PROBLEM TO SOLVE → Find each line that has the string "train" and give the total, with nothing else.

start EXERCISE DATA

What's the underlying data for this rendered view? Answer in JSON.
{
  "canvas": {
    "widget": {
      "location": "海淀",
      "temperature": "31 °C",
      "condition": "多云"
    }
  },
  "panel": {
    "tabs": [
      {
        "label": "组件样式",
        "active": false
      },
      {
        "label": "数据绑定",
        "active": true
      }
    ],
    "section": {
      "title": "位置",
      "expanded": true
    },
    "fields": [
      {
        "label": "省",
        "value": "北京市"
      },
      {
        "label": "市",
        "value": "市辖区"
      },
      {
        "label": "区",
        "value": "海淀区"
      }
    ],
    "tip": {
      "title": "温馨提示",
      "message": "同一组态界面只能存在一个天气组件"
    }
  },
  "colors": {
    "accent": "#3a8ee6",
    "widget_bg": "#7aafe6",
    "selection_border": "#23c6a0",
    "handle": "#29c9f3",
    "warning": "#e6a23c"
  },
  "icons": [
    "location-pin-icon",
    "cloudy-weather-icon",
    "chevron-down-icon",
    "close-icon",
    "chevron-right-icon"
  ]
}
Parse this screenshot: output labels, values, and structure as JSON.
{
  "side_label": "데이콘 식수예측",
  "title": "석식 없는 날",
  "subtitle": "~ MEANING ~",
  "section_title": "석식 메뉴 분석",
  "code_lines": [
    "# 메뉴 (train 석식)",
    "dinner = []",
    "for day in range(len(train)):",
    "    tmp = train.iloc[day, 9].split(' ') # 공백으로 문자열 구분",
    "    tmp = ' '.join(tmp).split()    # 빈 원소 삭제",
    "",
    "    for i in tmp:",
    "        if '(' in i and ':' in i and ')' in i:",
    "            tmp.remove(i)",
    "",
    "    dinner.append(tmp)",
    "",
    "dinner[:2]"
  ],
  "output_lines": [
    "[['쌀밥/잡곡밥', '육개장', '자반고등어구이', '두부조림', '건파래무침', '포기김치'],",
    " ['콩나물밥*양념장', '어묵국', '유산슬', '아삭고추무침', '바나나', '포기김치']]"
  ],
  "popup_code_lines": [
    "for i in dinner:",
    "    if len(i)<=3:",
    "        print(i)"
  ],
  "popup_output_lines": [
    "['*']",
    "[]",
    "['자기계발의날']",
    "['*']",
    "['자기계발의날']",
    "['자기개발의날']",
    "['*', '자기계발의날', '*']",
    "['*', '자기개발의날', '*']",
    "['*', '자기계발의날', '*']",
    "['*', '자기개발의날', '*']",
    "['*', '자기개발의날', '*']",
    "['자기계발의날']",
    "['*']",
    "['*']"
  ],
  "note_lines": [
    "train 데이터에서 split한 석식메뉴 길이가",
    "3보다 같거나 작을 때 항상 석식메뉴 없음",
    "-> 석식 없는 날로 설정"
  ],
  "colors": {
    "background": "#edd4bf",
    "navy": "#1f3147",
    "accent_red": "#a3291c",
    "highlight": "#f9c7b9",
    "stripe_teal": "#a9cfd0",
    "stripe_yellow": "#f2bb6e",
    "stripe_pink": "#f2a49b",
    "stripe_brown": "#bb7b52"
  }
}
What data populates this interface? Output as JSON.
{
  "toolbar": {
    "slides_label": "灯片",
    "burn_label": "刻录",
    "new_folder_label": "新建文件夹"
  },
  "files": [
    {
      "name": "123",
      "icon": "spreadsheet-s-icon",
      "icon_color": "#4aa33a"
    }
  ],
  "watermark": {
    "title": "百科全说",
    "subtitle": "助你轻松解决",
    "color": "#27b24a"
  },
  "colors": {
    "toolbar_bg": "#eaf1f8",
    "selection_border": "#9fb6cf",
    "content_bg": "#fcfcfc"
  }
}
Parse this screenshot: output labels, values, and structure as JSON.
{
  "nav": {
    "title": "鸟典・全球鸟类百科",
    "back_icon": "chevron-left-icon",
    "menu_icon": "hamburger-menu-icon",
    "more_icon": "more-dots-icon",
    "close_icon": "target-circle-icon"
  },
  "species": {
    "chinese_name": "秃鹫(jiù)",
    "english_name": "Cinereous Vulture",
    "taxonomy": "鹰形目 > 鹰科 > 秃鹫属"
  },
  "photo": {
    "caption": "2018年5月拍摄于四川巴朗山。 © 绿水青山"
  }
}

end EXERCISE DATA

REPLY → 4